- What is expected -
Tally up how many lines in the listing below contain the string "stockassessment", and give only the total.

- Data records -
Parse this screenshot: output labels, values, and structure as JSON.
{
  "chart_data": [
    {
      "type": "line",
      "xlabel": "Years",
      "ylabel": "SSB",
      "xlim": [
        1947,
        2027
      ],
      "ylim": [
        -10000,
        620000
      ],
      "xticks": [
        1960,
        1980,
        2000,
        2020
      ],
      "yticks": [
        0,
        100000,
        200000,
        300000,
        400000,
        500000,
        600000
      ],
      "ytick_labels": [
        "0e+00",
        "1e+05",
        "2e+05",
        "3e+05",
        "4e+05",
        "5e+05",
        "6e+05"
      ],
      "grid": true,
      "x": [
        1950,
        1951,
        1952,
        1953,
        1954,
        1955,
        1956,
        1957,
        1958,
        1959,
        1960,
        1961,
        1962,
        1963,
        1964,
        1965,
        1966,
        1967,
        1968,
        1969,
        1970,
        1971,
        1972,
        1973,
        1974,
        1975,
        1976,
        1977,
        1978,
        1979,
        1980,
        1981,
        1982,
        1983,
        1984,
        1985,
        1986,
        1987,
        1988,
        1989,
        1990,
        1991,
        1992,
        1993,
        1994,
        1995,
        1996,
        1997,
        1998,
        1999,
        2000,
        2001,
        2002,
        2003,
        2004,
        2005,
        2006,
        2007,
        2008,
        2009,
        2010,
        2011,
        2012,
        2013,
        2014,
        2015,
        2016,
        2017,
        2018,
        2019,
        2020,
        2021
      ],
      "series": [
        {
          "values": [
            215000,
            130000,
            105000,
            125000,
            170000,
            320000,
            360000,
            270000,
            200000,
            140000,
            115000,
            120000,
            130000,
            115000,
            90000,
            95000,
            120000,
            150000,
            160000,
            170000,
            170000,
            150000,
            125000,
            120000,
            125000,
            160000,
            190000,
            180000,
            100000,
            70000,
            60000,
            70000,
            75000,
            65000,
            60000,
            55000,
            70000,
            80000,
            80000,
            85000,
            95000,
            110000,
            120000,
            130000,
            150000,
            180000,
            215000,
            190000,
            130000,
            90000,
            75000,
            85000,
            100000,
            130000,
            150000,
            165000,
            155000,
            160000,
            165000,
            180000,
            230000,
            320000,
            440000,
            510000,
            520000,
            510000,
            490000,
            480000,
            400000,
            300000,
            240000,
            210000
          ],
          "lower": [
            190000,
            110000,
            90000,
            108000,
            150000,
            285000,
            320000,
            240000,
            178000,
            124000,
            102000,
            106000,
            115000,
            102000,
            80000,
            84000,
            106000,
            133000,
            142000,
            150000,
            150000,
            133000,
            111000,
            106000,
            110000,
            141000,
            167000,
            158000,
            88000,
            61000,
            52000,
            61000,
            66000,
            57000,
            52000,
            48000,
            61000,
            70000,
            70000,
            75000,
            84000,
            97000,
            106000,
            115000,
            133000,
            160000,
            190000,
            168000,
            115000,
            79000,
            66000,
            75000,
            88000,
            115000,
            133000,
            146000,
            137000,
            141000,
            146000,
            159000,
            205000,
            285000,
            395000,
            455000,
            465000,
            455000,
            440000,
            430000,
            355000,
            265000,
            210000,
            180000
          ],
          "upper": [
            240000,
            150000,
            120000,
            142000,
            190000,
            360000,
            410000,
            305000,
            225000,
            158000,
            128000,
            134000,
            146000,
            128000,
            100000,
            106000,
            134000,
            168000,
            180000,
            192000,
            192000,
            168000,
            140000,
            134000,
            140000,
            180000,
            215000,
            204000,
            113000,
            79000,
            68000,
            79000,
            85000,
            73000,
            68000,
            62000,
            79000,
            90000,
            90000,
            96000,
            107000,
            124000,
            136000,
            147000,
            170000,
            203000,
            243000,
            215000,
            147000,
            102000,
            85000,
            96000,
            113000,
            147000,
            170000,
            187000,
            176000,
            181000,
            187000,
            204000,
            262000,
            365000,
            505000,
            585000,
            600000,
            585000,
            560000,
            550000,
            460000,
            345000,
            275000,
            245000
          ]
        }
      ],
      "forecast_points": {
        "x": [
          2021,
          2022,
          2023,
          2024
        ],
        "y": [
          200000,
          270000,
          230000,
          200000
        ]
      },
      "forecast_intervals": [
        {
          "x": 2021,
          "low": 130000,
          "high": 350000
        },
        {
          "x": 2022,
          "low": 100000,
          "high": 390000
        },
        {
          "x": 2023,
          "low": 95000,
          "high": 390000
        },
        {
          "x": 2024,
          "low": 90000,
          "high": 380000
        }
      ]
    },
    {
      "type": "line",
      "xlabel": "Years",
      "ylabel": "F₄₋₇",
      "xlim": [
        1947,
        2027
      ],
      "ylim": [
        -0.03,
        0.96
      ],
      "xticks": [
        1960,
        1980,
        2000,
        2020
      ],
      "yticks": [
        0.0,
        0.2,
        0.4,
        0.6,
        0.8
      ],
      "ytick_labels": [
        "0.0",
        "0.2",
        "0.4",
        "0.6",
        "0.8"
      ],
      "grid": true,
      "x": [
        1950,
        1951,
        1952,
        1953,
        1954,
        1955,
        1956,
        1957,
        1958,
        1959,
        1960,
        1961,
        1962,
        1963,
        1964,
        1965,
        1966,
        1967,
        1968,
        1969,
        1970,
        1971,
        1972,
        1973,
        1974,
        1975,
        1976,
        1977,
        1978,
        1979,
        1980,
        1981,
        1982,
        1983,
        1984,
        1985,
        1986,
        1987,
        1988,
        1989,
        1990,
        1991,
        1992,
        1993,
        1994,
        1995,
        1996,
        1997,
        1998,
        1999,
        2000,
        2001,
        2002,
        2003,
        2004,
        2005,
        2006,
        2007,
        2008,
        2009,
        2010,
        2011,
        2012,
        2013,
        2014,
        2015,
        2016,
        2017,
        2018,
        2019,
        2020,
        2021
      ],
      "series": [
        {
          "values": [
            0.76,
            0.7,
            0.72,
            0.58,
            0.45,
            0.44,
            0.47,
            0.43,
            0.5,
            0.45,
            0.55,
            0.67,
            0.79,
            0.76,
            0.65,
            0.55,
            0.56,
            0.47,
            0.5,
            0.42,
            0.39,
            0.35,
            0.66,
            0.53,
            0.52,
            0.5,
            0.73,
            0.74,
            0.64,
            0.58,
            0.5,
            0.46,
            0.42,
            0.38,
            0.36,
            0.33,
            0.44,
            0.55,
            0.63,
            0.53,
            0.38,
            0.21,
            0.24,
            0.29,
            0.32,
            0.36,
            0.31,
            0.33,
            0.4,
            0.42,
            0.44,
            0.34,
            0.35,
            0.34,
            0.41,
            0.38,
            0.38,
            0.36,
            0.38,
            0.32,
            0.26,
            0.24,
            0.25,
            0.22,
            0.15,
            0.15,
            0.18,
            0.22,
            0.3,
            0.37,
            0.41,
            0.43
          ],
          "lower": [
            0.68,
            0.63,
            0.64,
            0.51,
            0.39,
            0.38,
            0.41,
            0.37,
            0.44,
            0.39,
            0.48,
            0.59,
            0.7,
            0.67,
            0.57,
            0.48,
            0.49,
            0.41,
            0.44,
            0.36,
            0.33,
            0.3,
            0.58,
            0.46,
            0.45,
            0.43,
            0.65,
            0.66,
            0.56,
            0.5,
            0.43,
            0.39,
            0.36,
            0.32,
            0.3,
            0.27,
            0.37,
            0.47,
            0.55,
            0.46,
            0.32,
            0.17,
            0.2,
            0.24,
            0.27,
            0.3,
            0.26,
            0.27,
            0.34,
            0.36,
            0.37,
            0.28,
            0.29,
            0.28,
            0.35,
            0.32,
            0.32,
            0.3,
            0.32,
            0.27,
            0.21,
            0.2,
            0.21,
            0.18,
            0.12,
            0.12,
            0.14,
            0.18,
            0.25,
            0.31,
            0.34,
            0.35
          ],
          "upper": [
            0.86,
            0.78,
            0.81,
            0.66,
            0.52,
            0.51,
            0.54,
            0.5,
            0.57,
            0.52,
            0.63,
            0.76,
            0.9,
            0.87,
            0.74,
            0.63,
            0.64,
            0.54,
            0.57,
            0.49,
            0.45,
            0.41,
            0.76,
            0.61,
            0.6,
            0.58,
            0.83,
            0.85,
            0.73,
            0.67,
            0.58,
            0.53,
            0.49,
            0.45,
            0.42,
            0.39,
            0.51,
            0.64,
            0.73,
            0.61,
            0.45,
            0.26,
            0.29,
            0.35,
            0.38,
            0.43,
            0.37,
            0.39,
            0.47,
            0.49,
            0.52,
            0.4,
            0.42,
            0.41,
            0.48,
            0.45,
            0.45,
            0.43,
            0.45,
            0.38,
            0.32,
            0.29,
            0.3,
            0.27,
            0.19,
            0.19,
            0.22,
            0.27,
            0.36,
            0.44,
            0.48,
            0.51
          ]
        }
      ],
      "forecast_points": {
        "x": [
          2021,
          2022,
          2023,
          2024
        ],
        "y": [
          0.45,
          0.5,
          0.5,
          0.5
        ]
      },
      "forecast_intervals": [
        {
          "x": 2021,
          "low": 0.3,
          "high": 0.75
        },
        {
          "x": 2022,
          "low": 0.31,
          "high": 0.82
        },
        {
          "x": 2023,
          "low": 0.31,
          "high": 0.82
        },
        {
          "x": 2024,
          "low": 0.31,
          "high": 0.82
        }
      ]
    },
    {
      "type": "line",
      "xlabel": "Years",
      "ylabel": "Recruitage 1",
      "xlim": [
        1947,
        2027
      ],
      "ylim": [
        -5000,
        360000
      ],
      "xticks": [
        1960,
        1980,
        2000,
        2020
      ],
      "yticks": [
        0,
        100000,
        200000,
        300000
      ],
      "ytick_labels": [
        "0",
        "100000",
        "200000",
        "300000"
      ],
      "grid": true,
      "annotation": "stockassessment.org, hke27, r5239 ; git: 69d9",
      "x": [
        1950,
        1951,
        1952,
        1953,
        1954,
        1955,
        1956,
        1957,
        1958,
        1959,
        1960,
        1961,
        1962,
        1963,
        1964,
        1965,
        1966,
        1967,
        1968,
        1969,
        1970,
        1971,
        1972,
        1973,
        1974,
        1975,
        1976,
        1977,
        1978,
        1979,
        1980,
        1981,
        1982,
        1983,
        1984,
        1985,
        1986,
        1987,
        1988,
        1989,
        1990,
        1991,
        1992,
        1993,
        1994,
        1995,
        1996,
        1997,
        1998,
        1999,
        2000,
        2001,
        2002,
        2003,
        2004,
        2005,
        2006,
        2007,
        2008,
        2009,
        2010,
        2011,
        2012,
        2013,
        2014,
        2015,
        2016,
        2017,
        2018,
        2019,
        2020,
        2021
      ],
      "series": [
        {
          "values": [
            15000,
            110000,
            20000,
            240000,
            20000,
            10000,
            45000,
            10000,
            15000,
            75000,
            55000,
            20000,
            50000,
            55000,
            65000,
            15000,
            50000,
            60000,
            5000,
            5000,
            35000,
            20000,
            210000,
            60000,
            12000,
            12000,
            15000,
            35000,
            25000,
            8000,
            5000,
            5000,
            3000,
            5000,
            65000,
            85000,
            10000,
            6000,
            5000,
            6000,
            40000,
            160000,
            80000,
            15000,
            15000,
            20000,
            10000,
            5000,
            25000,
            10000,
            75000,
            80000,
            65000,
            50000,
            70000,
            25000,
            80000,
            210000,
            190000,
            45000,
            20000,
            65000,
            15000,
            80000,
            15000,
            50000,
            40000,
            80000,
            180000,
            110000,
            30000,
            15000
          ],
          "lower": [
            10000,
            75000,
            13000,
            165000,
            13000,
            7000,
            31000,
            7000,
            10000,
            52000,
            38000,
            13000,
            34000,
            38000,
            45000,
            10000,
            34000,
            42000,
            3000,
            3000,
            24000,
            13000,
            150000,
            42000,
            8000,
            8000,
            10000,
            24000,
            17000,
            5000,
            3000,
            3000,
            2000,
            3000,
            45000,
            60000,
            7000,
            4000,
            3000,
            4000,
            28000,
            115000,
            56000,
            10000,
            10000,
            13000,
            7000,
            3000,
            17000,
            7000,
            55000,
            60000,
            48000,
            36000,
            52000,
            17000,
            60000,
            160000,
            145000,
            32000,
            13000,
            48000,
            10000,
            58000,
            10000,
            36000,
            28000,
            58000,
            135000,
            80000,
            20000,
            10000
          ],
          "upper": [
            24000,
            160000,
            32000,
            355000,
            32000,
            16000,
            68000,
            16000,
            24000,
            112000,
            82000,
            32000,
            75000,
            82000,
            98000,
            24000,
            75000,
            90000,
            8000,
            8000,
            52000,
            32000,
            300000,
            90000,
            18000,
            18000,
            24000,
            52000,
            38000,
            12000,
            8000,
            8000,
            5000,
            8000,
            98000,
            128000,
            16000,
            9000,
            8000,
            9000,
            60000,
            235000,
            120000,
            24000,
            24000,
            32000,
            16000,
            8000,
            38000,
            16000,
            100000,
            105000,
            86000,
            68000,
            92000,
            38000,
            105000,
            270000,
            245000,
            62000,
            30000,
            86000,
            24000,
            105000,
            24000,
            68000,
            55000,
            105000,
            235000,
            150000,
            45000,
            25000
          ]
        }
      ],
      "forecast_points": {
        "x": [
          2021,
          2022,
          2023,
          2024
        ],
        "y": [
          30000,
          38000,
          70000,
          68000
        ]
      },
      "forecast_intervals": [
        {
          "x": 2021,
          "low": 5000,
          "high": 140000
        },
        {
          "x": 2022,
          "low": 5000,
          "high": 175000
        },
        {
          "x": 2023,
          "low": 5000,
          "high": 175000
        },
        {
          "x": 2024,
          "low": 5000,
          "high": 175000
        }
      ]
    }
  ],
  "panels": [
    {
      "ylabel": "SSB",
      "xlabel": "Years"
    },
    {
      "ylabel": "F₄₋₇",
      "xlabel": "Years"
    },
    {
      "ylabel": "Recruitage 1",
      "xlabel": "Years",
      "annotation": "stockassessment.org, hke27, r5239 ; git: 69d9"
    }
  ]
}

- Expected answer -
2